BEGIN Dataset records
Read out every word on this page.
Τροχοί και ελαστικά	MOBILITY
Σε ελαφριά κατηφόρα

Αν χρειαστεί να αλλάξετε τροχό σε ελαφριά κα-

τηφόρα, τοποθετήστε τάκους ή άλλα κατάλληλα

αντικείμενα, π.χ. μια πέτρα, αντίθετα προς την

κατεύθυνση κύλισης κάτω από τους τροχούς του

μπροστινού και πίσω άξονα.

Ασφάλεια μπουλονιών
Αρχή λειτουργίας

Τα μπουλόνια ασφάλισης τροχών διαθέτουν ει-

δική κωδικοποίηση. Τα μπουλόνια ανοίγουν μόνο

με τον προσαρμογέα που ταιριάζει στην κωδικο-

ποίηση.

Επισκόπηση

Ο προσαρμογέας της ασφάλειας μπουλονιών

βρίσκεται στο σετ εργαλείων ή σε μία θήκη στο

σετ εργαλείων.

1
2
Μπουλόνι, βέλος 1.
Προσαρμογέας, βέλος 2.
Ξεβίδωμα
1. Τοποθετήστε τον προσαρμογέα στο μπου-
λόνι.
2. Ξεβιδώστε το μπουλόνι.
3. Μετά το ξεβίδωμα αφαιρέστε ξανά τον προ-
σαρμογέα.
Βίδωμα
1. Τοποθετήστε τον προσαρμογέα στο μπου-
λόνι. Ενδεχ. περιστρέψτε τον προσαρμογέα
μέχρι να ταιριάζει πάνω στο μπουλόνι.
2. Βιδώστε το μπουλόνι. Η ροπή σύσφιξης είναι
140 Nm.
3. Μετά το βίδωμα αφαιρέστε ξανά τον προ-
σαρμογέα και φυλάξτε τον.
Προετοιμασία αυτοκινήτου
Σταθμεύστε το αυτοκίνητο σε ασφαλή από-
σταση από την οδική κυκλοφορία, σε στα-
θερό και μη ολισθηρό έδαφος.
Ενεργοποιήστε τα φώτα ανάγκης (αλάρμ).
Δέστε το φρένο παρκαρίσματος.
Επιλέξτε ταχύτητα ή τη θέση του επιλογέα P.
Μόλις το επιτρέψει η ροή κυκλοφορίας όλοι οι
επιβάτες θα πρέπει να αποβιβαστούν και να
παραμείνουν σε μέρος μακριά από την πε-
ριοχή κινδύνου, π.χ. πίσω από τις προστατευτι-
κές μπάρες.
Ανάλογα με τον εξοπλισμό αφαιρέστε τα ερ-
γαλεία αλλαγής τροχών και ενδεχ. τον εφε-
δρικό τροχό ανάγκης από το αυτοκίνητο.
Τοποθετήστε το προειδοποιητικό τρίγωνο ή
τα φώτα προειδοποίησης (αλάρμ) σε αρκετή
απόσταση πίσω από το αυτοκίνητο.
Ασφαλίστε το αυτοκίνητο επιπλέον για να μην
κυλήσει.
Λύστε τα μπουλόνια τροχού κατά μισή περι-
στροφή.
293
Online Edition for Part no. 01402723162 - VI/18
END Dataset records
▸ **To do**
Check each line above for the string "αφαιρέστε", then copy the ones that have it.

▸ **Full solution**
3. Μετά το ξεβίδωμα αφαιρέστε ξανά τον προ-
3. Μετά το βίδωμα αφαιρέστε ξανά τον προ-
Ανάλογα με τον εξοπλισμό αφαιρέστε τα ερ-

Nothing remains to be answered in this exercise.